Copy out all lines that carry the word "title".

» **SOURCE DATA**

[Start]

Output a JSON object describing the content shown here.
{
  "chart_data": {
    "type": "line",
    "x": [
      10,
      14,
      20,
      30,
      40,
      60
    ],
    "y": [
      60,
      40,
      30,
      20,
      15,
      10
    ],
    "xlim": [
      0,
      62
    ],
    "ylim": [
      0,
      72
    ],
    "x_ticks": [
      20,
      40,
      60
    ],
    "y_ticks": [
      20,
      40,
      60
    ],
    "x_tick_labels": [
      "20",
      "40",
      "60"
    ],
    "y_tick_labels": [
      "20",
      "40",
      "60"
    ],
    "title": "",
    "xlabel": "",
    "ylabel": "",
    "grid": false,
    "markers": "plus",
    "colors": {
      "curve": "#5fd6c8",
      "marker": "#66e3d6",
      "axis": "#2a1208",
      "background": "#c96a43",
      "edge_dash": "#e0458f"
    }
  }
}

[End]
[Start]

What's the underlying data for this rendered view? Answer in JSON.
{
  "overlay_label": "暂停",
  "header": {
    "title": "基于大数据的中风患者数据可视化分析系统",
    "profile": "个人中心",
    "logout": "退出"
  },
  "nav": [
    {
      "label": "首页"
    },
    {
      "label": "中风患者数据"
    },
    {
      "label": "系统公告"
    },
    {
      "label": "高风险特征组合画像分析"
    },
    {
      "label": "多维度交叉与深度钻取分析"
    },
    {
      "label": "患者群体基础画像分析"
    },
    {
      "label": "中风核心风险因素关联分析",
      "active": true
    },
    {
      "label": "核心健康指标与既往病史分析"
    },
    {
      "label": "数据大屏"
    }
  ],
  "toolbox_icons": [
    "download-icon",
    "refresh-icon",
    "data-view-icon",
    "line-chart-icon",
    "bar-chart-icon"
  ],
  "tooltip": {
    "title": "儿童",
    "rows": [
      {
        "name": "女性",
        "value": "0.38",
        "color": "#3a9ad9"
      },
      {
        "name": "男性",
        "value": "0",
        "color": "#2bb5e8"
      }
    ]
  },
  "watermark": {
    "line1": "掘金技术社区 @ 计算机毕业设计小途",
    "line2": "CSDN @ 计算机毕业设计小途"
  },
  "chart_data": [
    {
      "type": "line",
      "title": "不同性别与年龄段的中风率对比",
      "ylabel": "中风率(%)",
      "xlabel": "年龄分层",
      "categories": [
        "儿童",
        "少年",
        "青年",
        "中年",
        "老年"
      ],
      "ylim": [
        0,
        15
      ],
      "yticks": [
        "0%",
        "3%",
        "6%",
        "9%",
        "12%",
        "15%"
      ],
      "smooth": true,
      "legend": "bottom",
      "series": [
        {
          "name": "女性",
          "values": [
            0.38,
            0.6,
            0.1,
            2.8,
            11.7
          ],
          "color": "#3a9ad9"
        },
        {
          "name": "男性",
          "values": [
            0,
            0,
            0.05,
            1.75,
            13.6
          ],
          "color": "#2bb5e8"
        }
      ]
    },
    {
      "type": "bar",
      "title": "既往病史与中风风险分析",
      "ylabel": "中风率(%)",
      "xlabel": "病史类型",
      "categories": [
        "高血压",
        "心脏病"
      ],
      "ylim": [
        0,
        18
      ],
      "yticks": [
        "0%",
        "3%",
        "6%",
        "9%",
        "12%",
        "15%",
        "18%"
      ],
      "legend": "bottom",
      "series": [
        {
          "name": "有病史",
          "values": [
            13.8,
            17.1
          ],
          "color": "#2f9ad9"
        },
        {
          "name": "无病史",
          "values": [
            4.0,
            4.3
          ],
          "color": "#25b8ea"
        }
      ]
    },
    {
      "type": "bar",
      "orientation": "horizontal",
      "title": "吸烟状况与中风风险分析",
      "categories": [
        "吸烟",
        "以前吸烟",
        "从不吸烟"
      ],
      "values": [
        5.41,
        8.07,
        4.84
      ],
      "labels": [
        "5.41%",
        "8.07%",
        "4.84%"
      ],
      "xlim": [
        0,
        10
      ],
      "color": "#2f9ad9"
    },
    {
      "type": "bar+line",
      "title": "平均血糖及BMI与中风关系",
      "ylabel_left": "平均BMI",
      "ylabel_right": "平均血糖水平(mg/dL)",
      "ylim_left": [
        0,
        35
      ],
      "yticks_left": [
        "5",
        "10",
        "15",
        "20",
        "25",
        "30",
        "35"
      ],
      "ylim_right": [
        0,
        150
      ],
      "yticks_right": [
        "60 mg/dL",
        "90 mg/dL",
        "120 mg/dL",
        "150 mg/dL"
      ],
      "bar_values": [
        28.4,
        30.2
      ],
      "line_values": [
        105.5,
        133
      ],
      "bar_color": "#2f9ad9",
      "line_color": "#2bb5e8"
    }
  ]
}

[End]
[Start]

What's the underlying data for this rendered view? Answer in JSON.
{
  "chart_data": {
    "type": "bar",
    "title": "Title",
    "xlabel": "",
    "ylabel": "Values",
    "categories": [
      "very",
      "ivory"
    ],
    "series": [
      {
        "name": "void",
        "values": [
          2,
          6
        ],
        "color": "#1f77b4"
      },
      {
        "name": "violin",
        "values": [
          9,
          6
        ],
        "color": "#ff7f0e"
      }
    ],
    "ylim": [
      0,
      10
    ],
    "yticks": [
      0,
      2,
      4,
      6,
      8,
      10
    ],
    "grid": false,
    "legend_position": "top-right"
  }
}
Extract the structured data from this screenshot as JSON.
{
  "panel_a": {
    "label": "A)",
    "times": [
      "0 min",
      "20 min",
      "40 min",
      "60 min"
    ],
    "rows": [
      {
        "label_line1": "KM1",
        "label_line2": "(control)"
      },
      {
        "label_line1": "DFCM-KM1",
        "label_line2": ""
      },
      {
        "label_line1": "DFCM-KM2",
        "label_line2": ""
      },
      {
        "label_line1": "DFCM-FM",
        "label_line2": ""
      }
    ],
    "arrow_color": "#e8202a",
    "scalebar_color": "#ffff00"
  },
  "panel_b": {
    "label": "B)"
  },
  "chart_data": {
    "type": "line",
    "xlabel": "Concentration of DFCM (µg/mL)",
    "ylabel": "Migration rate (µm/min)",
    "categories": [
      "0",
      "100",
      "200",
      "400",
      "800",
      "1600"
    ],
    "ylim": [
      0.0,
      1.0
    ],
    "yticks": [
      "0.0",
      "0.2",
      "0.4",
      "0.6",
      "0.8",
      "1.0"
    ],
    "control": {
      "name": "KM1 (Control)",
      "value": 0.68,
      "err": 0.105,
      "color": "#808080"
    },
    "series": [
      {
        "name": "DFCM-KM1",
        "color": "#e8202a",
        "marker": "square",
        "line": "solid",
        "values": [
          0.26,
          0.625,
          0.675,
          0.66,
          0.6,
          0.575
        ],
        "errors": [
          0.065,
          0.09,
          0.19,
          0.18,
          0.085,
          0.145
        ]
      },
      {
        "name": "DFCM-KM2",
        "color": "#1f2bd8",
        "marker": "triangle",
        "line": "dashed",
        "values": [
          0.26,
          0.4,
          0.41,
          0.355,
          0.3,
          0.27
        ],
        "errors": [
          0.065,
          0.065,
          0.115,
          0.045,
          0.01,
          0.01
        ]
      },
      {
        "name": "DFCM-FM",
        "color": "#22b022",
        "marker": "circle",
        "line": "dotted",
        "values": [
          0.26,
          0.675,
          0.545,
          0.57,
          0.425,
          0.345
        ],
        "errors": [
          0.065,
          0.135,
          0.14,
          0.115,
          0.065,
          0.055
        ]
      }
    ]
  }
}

[End]

» **TASK ANSWER**
    "title": "",
    "title": "基于大数据的中风患者数据可视化分析系统",
    "title": "儿童",
      "title": "不同性别与年龄段的中风率对比",
      "title": "既往病史与中风风险分析",
      "title": "吸烟状况与中风风险分析",
      "title": "平均血糖及BMI与中风关系",
    "title": "Title",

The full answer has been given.